═══ Listed entries ═══
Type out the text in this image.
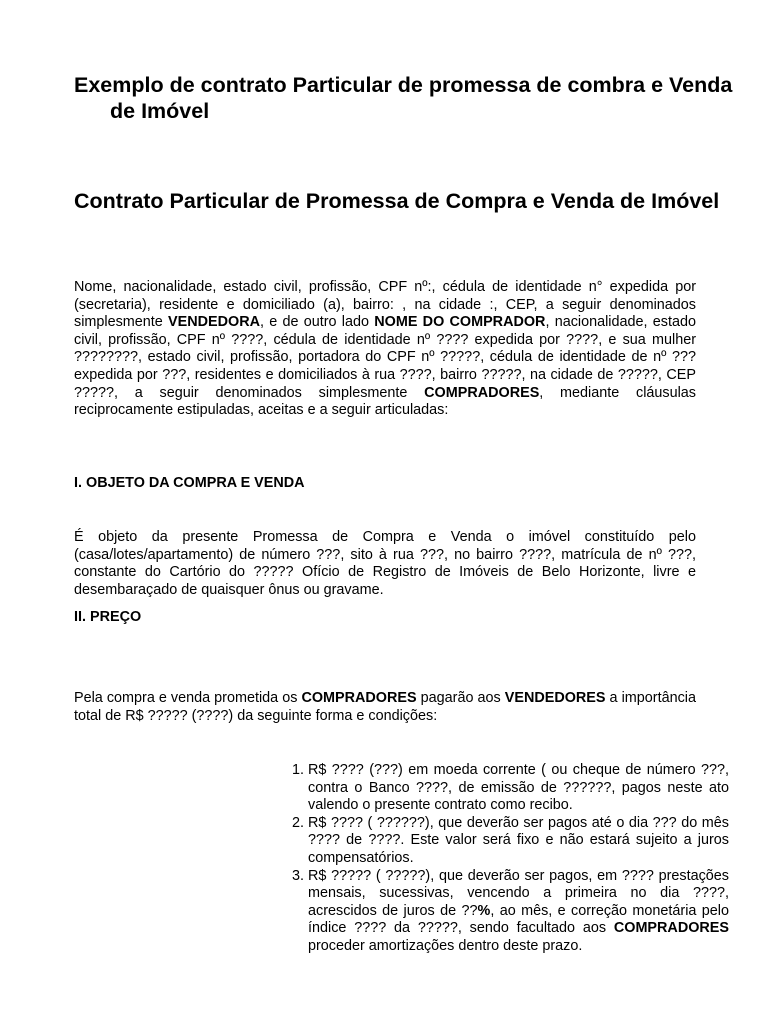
Exemplo de contrato Particular de promessa de combra e Venda de Imóvel
Contrato Particular de Promessa de Compra e Venda de Imóvel

Nome, nacionalidade, estado civil, profissão, CPF nº:, cédula de identidade n° expedida por (secretaria), residente e domiciliado (a), bairro: , na cidade :, CEP, a seguir denominados simplesmente VENDEDORA, e de outro lado NOME DO COMPRADOR, nacionalidade, estado civil, profissão, CPF nº ????, cédula de identidade nº ???? expedida por ????, e sua mulher ????????, estado civil, profissão, portadora do CPF nº ?????, cédula de identidade de nº ??? expedida por ???, residentes e domiciliados à rua ????, bairro ?????, na cidade de ?????, CEP ?????, a seguir denominados simplesmente COMPRADORES, mediante cláusulas reciprocamente estipuladas, aceitas e a seguir articuladas:

I. OBJETO DA COMPRA E VENDA

É objeto da presente Promessa de Compra e Venda o imóvel constituído pelo (casa/lotes/apartamento) de número ???, sito à rua ???, no bairro ????, matrícula de nº ???, constante do Cartório do ????? Ofício de Registro de Imóveis de Belo Horizonte, livre e desembaraçado de quaisquer ônus ou gravame.

II. PREÇO

Pela compra e venda prometida os COMPRADORES pagarão aos VENDEDORES a importância total de R$ ????? (????) da seguinte forma e condições:

1. R$ ???? (???) em moeda corrente ( ou cheque de número ???, contra o Banco ????, de emissão de ??????, pagos neste ato valendo o presente contrato como recibo.
2. R$ ???? ( ??????), que deverão ser pagos até o dia ??? do mês ???? de ????. Este valor será fixo e não estará sujeito a juros compensatórios.
3. R$ ????? ( ?????), que deverão ser pagos, em ???? prestações mensais, sucessivas, vencendo a primeira no dia ????, acrescidos de juros de ??%, ao mês, e correção monetária pelo índice ???? da ?????, sendo facultado aos COMPRADORES proceder amortizações dentro deste prazo.
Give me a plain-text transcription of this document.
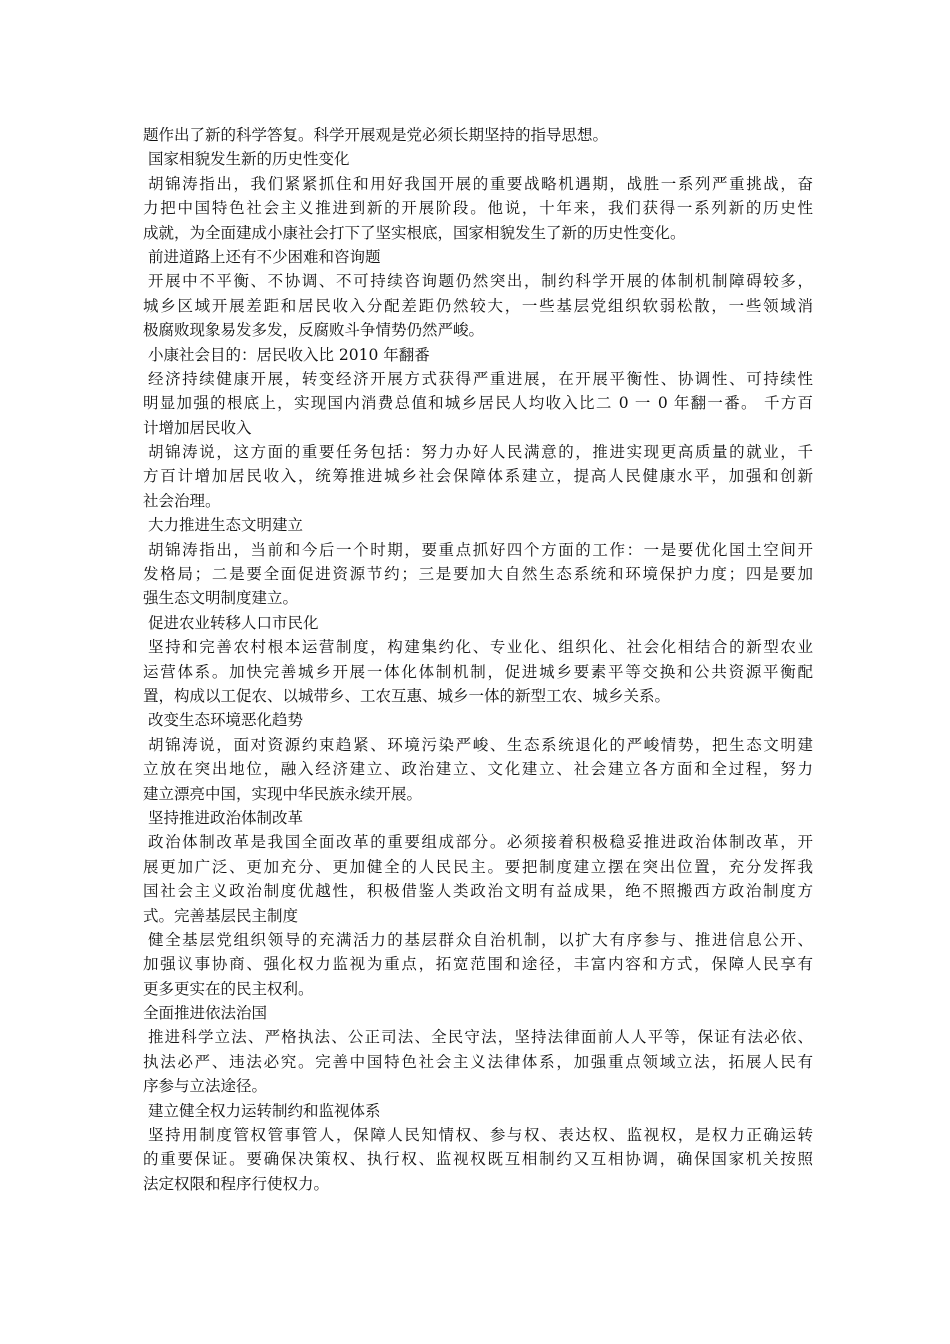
题作出了新的科学答复。科学开展观是党必须长期坚持的指导思想。
国家相貌发生新的历史性变化
胡锦涛指出，我们紧紧抓住和用好我国开展的重要战略机遇期，战胜一系列严重挑战，奋
力把中国特色社会主义推进到新的开展阶段。他说，十年来，我们获得一系列新的历史性
成就，为全面建成小康社会打下了坚实根底，国家相貌发生了新的历史性变化。
前进道路上还有不少困难和咨询题
开展中不平衡、不协调、不可持续咨询题仍然突出，制约科学开展的体制机制障碍较多，
城乡区域开展差距和居民收入分配差距仍然较大，一些基层党组织软弱松散，一些领域消
极腐败现象易发多发，反腐败斗争情势仍然严峻。
小康社会目的：居民收入比 2010 年翻番
经济持续健康开展，转变经济开展方式获得严重进展，在开展平衡性、协调性、可持续性
明显加强的根底上，实现国内消费总值和城乡居民人均收入比二 0 一 0 年翻一番。 千方百
计增加居民收入
胡锦涛说，这方面的重要任务包括：努力办好人民满意的，推进实现更高质量的就业，千
方百计增加居民收入，统筹推进城乡社会保障体系建立，提高人民健康水平，加强和创新
社会治理。
大力推进生态文明建立
胡锦涛指出，当前和今后一个时期，要重点抓好四个方面的工作：一是要优化国土空间开
发格局；二是要全面促进资源节约；三是要加大自然生态系统和环境保护力度；四是要加
强生态文明制度建立。
促进农业转移人口市民化
坚持和完善农村根本运营制度，构建集约化、专业化、组织化、社会化相结合的新型农业
运营体系。加快完善城乡开展一体化体制机制，促进城乡要素平等交换和公共资源平衡配
置，构成以工促农、以城带乡、工农互惠、城乡一体的新型工农、城乡关系。
改变生态环境恶化趋势
胡锦涛说，面对资源约束趋紧、环境污染严峻、生态系统退化的严峻情势，把生态文明建
立放在突出地位，融入经济建立、政治建立、文化建立、社会建立各方面和全过程，努力
建立漂亮中国，实现中华民族永续开展。
坚持推进政治体制改革
政治体制改革是我国全面改革的重要组成部分。必须接着积极稳妥推进政治体制改革，开
展更加广泛、更加充分、更加健全的人民民主。要把制度建立摆在突出位置，充分发挥我
国社会主义政治制度优越性，积极借鉴人类政治文明有益成果，绝不照搬西方政治制度方
式。完善基层民主制度
健全基层党组织领导的充满活力的基层群众自治机制，以扩大有序参与、推进信息公开、
加强议事协商、强化权力监视为重点，拓宽范围和途径，丰富内容和方式，保障人民享有
更多更实在的民主权利。
全面推进依法治国
推进科学立法、严格执法、公正司法、全民守法，坚持法律面前人人平等，保证有法必依、
执法必严、违法必究。完善中国特色社会主义法律体系，加强重点领域立法，拓展人民有
序参与立法途径。
建立健全权力运转制约和监视体系
坚持用制度管权管事管人，保障人民知情权、参与权、表达权、监视权，是权力正确运转
的重要保证。要确保决策权、执行权、监视权既互相制约又互相协调，确保国家机关按照
法定权限和程序行使权力。
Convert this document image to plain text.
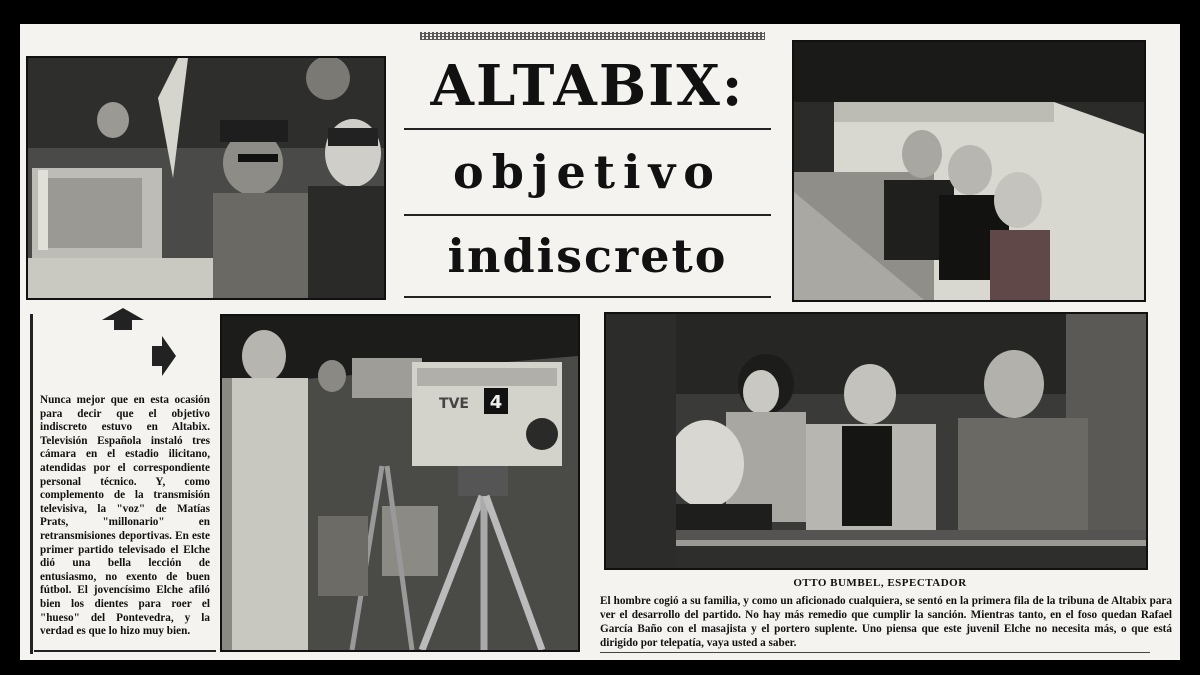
ALTABIX:
objetivo
indiscreto

Nunca mejor que en esta ocasión para decir que el objetivo indiscreto estuvo en Altabix. Televisión Española instaló tres cámara en el estadio ilicitano, atendidas por el correspondiente personal técnico. Y, como complemento de la transmisión televisiva, la "voz" de Matías Prats, "millonario" en retransmisiones deportivas. En este primer partido televisado el Elche dió una bella lección de entusiasmo, no exento de buen fútbol. El jovencísimo Elche afiló bien los dientes para roer el "hueso" del Pontevedra, y la verdad es que lo hizo muy bien.

4
TVE
OTTO BUMBEL, ESPECTADOR

El hombre cogió a su familia, y como un aficionado cualquiera, se sentó en la primera fila de la tribuna de Altabix para ver el desarrollo del partido. No hay más remedio que cumplir la sanción. Mientras tanto, en el foso quedan Rafael García Baño con el masajista y el portero suplente. Uno piensa que este juvenil Elche no necesita más, o que está dirigido por telepatía, vaya usted a saber.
═══
Problem to solve
Each line in the records above should be reproduced exactly; images are not copied.

Solution to this problem
Type out the text in this image.
Exemplo de contrato Particular de promessa de combra e Venda de Imóvel
Contrato Particular de Promessa de Compra e Venda de Imóvel

Nome, nacionalidade, estado civil, profissão, CPF nº:, cédula de identidade n° expedida por (secretaria), residente e domiciliado (a), bairro: , na cidade :, CEP, a seguir denominados simplesmente VENDEDORA, e de outro lado NOME DO COMPRADOR, nacionalidade, estado civil, profissão, CPF nº ????, cédula de identidade nº ???? expedida por ????, e sua mulher ????????, estado civil, profissão, portadora do CPF nº ?????, cédula de identidade de nº ??? expedida por ???, residentes e domiciliados à rua ????, bairro ?????, na cidade de ?????, CEP ?????, a seguir denominados simplesmente COMPRADORES, mediante cláusulas reciprocamente estipuladas, aceitas e a seguir articuladas:

I. OBJETO DA COMPRA E VENDA

É objeto da presente Promessa de Compra e Venda o imóvel constituído pelo (casa/lotes/apartamento) de número ???, sito à rua ???, no bairro ????, matrícula de nº ???, constante do Cartório do ????? Ofício de Registro de Imóveis de Belo Horizonte, livre e desembaraçado de quaisquer ônus ou gravame.

II. PREÇO

Pela compra e venda prometida os COMPRADORES pagarão aos VENDEDORES a importância total de R$ ????? (????) da seguinte forma e condições:

1. R$ ???? (???) em moeda corrente ( ou cheque de número ???, contra o Banco ????, de emissão de ??????, pagos neste ato valendo o presente contrato como recibo.
2. R$ ???? ( ??????), que deverão ser pagos até o dia ??? do mês ???? de ????. Este valor será fixo e não estará sujeito a juros compensatórios.
3. R$ ????? ( ?????), que deverão ser pagos, em ???? prestações mensais, sucessivas, vencendo a primeira no dia ????, acrescidos de juros de ??%, ao mês, e correção monetária pelo índice ???? da ?????, sendo facultado aos COMPRADORES proceder amortizações dentro deste prazo.
Give me a plain-text transcription of this document.
题作出了新的科学答复。科学开展观是党必须长期坚持的指导思想。
国家相貌发生新的历史性变化
胡锦涛指出，我们紧紧抓住和用好我国开展的重要战略机遇期，战胜一系列严重挑战，奋
力把中国特色社会主义推进到新的开展阶段。他说，十年来，我们获得一系列新的历史性
成就，为全面建成小康社会打下了坚实根底，国家相貌发生了新的历史性变化。
前进道路上还有不少困难和咨询题
开展中不平衡、不协调、不可持续咨询题仍然突出，制约科学开展的体制机制障碍较多，
城乡区域开展差距和居民收入分配差距仍然较大，一些基层党组织软弱松散，一些领域消
极腐败现象易发多发，反腐败斗争情势仍然严峻。
小康社会目的：居民收入比 2010 年翻番
经济持续健康开展，转变经济开展方式获得严重进展，在开展平衡性、协调性、可持续性
明显加强的根底上，实现国内消费总值和城乡居民人均收入比二 0 一 0 年翻一番。 千方百
计增加居民收入
胡锦涛说，这方面的重要任务包括：努力办好人民满意的，推进实现更高质量的就业，千
方百计增加居民收入，统筹推进城乡社会保障体系建立，提高人民健康水平，加强和创新
社会治理。
大力推进生态文明建立
胡锦涛指出，当前和今后一个时期，要重点抓好四个方面的工作：一是要优化国土空间开
发格局；二是要全面促进资源节约；三是要加大自然生态系统和环境保护力度；四是要加
强生态文明制度建立。
促进农业转移人口市民化
坚持和完善农村根本运营制度，构建集约化、专业化、组织化、社会化相结合的新型农业
运营体系。加快完善城乡开展一体化体制机制，促进城乡要素平等交换和公共资源平衡配
置，构成以工促农、以城带乡、工农互惠、城乡一体的新型工农、城乡关系。
改变生态环境恶化趋势
胡锦涛说，面对资源约束趋紧、环境污染严峻、生态系统退化的严峻情势，把生态文明建
立放在突出地位，融入经济建立、政治建立、文化建立、社会建立各方面和全过程，努力
建立漂亮中国，实现中华民族永续开展。
坚持推进政治体制改革
政治体制改革是我国全面改革的重要组成部分。必须接着积极稳妥推进政治体制改革，开
展更加广泛、更加充分、更加健全的人民民主。要把制度建立摆在突出位置，充分发挥我
国社会主义政治制度优越性，积极借鉴人类政治文明有益成果，绝不照搬西方政治制度方
式。完善基层民主制度
健全基层党组织领导的充满活力的基层群众自治机制，以扩大有序参与、推进信息公开、
加强议事协商、强化权力监视为重点，拓宽范围和途径，丰富内容和方式，保障人民享有
更多更实在的民主权利。
全面推进依法治国
推进科学立法、严格执法、公正司法、全民守法，坚持法律面前人人平等，保证有法必依、
执法必严、违法必究。完善中国特色社会主义法律体系，加强重点领域立法，拓展人民有
序参与立法途径。
建立健全权力运转制约和监视体系
坚持用制度管权管事管人，保障人民知情权、参与权、表达权、监视权，是权力正确运转
的重要保证。要确保决策权、执行权、监视权既互相制约又互相协调，确保国家机关按照
法定权限和程序行使权力。
Convert this document image to plain text.
ALTABIX:
objetivo
indiscreto

Nunca mejor que en esta ocasión para decir que el objetivo indiscreto estuvo en Altabix. Televisión Española instaló tres cámara en el estadio ilicitano, atendidas por el correspondiente personal técnico. Y, como complemento de la transmisión televisiva, la "voz" de Matías Prats, "millonario" en retransmisiones deportivas. En este primer partido televisado el Elche dió una bella lección de entusiasmo, no exento de buen fútbol. El jovencísimo Elche afiló bien los dientes para roer el "hueso" del Pontevedra, y la verdad es que lo hizo muy bien.

4
TVE
OTTO BUMBEL, ESPECTADOR

El hombre cogió a su familia, y como un aficionado cualquiera, se sentó en la primera fila de la tribuna de Altabix para ver el desarrollo del partido. No hay más remedio que cumplir la sanción. Mientras tanto, en el foso quedan Rafael García Baño con el masajista y el portero suplente. Uno piensa que este juvenil Elche no necesita más, o que está dirigido por telepatía, vaya usted a saber.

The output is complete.